(begin)

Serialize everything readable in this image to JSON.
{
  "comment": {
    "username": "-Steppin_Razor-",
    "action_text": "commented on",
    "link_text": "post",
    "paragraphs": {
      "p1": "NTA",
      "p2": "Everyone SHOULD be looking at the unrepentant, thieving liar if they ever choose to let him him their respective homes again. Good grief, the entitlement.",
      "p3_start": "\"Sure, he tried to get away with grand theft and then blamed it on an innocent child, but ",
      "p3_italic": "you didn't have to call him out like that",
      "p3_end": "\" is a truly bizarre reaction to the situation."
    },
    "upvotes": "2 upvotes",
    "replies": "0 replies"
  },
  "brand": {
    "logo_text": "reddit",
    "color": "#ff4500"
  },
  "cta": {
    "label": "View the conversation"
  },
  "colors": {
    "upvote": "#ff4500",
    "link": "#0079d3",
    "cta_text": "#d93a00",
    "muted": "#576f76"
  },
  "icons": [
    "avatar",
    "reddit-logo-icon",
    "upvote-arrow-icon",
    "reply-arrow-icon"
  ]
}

(end)

# Exercise instructions
Return the listing above word for word.

# Complete response
Serialize everything readable in this image to JSON.
{
  "comment": {
    "username": "-Steppin_Razor-",
    "action_text": "commented on",
    "link_text": "post",
    "paragraphs": {
      "p1": "NTA",
      "p2": "Everyone SHOULD be looking at the unrepentant, thieving liar if they ever choose to let him him their respective homes again. Good grief, the entitlement.",
      "p3_start": "\"Sure, he tried to get away with grand theft and then blamed it on an innocent child, but ",
      "p3_italic": "you didn't have to call him out like that",
      "p3_end": "\" is a truly bizarre reaction to the situation."
    },
    "upvotes": "2 upvotes",
    "replies": "0 replies"
  },
  "brand": {
    "logo_text": "reddit",
    "color": "#ff4500"
  },
  "cta": {
    "label": "View the conversation"
  },
  "colors": {
    "upvote": "#ff4500",
    "link": "#0079d3",
    "cta_text": "#d93a00",
    "muted": "#576f76"
  },
  "icons": [
    "avatar",
    "reddit-logo-icon",
    "upvote-arrow-icon",
    "reply-arrow-icon"
  ]
}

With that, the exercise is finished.